Instruction |
Give back the listing below word for word, keeping every line and the original order.

┌──

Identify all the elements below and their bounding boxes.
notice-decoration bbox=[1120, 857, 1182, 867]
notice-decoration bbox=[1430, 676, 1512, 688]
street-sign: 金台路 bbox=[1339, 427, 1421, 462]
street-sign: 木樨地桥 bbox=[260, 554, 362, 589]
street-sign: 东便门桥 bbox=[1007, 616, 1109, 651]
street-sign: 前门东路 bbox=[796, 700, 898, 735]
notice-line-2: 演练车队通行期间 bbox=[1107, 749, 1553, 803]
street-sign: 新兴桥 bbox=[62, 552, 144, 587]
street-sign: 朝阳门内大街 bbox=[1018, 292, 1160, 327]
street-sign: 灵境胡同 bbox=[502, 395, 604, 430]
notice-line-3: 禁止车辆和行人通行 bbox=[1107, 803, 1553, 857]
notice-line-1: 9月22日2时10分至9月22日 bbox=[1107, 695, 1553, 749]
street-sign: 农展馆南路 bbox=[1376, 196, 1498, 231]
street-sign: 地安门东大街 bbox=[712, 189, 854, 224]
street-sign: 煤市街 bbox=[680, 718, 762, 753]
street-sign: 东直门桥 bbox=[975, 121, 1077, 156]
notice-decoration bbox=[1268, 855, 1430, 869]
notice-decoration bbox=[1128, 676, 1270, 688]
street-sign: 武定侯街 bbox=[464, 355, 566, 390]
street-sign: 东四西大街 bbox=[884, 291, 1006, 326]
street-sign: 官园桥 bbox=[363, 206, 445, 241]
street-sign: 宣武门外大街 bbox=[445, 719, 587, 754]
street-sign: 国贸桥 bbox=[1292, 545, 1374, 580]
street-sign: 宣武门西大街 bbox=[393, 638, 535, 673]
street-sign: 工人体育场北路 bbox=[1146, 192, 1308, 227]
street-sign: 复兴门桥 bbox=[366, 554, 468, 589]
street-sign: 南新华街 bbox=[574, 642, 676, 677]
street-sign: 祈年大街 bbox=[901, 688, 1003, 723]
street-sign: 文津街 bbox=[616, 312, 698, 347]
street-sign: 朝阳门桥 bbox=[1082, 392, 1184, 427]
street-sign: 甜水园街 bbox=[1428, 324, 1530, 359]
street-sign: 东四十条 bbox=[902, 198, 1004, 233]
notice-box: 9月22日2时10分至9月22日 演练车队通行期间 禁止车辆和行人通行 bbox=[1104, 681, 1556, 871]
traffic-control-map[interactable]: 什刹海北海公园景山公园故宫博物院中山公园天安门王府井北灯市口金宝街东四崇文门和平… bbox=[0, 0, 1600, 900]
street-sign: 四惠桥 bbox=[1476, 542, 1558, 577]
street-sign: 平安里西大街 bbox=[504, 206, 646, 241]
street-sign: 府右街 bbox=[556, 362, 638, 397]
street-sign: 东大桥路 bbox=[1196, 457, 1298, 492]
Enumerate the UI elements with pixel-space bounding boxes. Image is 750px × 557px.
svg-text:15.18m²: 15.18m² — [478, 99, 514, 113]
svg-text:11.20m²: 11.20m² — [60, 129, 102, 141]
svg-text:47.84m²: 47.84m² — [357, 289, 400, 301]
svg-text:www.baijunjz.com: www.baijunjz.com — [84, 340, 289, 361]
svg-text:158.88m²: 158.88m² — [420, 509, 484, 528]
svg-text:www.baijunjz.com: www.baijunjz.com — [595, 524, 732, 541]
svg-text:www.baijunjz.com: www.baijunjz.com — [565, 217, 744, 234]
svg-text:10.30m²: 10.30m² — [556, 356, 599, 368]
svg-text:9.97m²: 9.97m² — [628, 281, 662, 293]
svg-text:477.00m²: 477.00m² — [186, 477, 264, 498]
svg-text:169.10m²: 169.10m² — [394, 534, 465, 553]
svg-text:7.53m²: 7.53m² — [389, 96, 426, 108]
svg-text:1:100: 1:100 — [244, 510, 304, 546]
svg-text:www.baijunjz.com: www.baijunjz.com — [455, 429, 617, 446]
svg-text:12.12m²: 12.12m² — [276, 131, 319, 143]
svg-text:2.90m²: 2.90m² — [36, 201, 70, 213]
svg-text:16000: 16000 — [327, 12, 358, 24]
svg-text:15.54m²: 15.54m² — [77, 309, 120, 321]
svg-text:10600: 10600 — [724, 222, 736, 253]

└──

Solution to this task |
Identify all the elements below and their bounding boxes.
notice-decoration bbox=[1120, 857, 1182, 867]
notice-decoration bbox=[1430, 676, 1512, 688]
street-sign: 金台路 bbox=[1339, 427, 1421, 462]
street-sign: 木樨地桥 bbox=[260, 554, 362, 589]
street-sign: 东便门桥 bbox=[1007, 616, 1109, 651]
street-sign: 前门东路 bbox=[796, 700, 898, 735]
notice-line-2: 演练车队通行期间 bbox=[1107, 749, 1553, 803]
street-sign: 新兴桥 bbox=[62, 552, 144, 587]
street-sign: 朝阳门内大街 bbox=[1018, 292, 1160, 327]
street-sign: 灵境胡同 bbox=[502, 395, 604, 430]
notice-line-3: 禁止车辆和行人通行 bbox=[1107, 803, 1553, 857]
notice-line-1: 9月22日2时10分至9月22日 bbox=[1107, 695, 1553, 749]
street-sign: 农展馆南路 bbox=[1376, 196, 1498, 231]
street-sign: 地安门东大街 bbox=[712, 189, 854, 224]
street-sign: 煤市街 bbox=[680, 718, 762, 753]
street-sign: 东直门桥 bbox=[975, 121, 1077, 156]
notice-decoration bbox=[1268, 855, 1430, 869]
notice-decoration bbox=[1128, 676, 1270, 688]
street-sign: 武定侯街 bbox=[464, 355, 566, 390]
street-sign: 东四西大街 bbox=[884, 291, 1006, 326]
street-sign: 官园桥 bbox=[363, 206, 445, 241]
street-sign: 宣武门外大街 bbox=[445, 719, 587, 754]
street-sign: 国贸桥 bbox=[1292, 545, 1374, 580]
street-sign: 宣武门西大街 bbox=[393, 638, 535, 673]
street-sign: 工人体育场北路 bbox=[1146, 192, 1308, 227]
street-sign: 复兴门桥 bbox=[366, 554, 468, 589]
street-sign: 南新华街 bbox=[574, 642, 676, 677]
street-sign: 祈年大街 bbox=[901, 688, 1003, 723]
street-sign: 文津街 bbox=[616, 312, 698, 347]
street-sign: 朝阳门桥 bbox=[1082, 392, 1184, 427]
street-sign: 甜水园街 bbox=[1428, 324, 1530, 359]
street-sign: 东四十条 bbox=[902, 198, 1004, 233]
notice-box: 9月22日2时10分至9月22日 演练车队通行期间 禁止车辆和行人通行 bbox=[1104, 681, 1556, 871]
traffic-control-map[interactable]: 什刹海北海公园景山公园故宫博物院中山公园天安门王府井北灯市口金宝街东四崇文门和平… bbox=[0, 0, 1600, 900]
street-sign: 四惠桥 bbox=[1476, 542, 1558, 577]
street-sign: 平安里西大街 bbox=[504, 206, 646, 241]
street-sign: 府右街 bbox=[556, 362, 638, 397]
street-sign: 东大桥路 bbox=[1196, 457, 1298, 492]
Enumerate the UI elements with pixel-space bounding boxes. Image is 750px × 557px.
svg-text:15.18m²: 15.18m² — [478, 99, 514, 113]
svg-text:11.20m²: 11.20m² — [60, 129, 102, 141]
svg-text:47.84m²: 47.84m² — [357, 289, 400, 301]
svg-text:www.baijunjz.com: www.baijunjz.com — [84, 340, 289, 361]
svg-text:158.88m²: 158.88m² — [420, 509, 484, 528]
svg-text:www.baijunjz.com: www.baijunjz.com — [595, 524, 732, 541]
svg-text:www.baijunjz.com: www.baijunjz.com — [565, 217, 744, 234]
svg-text:10.30m²: 10.30m² — [556, 356, 599, 368]
svg-text:9.97m²: 9.97m² — [628, 281, 662, 293]
svg-text:477.00m²: 477.00m² — [186, 477, 264, 498]
svg-text:169.10m²: 169.10m² — [394, 534, 465, 553]
svg-text:7.53m²: 7.53m² — [389, 96, 426, 108]
svg-text:1:100: 1:100 — [244, 510, 304, 546]
svg-text:www.baijunjz.com: www.baijunjz.com — [455, 429, 617, 446]
svg-text:12.12m²: 12.12m² — [276, 131, 319, 143]
svg-text:2.90m²: 2.90m² — [36, 201, 70, 213]
svg-text:16000: 16000 — [327, 12, 358, 24]
svg-text:15.54m²: 15.54m² — [77, 309, 120, 321]
svg-text:10600: 10600 — [724, 222, 736, 253]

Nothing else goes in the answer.